PROBLEM TO SOLVE:
Wherever the word "torque" appears in a line, extract that line.

------ SUPPLIED RECORDS ------

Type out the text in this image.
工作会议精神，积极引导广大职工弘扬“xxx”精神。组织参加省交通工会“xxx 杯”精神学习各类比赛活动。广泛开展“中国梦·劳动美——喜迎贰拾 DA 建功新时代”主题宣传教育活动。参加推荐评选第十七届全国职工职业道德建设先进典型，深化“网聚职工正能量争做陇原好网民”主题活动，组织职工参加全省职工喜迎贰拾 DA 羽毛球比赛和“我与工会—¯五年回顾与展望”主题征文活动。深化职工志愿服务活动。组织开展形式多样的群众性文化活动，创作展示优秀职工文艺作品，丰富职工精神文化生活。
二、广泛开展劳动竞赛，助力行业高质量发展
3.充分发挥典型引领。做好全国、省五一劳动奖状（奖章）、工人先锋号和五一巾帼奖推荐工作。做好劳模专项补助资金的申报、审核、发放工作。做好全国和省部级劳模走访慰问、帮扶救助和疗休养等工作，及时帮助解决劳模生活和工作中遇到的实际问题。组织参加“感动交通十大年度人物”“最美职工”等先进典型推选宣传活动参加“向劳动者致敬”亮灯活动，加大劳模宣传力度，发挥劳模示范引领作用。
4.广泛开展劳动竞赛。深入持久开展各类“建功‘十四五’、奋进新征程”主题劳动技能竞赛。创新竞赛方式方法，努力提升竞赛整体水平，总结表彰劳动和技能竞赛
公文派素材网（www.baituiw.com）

------
------ SUPPLIED RECORDS ------

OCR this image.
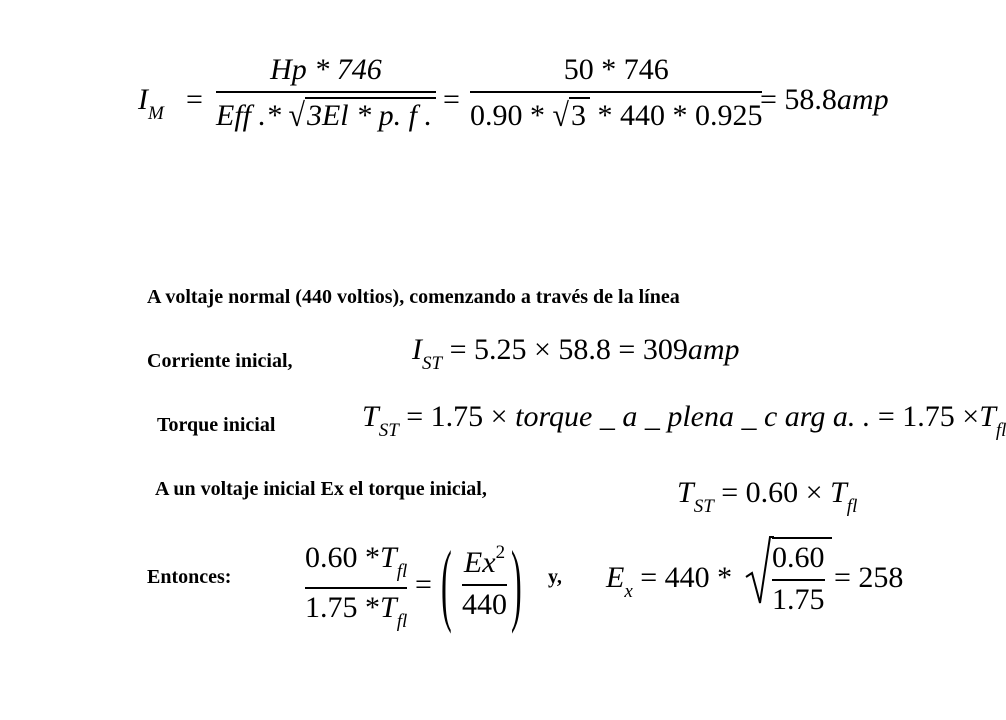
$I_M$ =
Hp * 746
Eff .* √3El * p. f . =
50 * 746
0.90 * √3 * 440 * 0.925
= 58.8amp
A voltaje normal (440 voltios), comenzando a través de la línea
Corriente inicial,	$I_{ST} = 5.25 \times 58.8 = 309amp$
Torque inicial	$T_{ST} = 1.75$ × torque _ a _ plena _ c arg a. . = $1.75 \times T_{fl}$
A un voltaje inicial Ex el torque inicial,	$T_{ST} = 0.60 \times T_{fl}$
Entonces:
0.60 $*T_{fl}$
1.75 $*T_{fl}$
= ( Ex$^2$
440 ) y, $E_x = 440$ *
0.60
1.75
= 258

------

COMPLETED TASK:
Torque inicial	$T_{ST} = 1.75$ × torque _ a _ plena _ c arg a. . = $1.75 \times T_{fl}$
A un voltaje inicial Ex el torque inicial,	$T_{ST} = 0.60 \times T_{fl}$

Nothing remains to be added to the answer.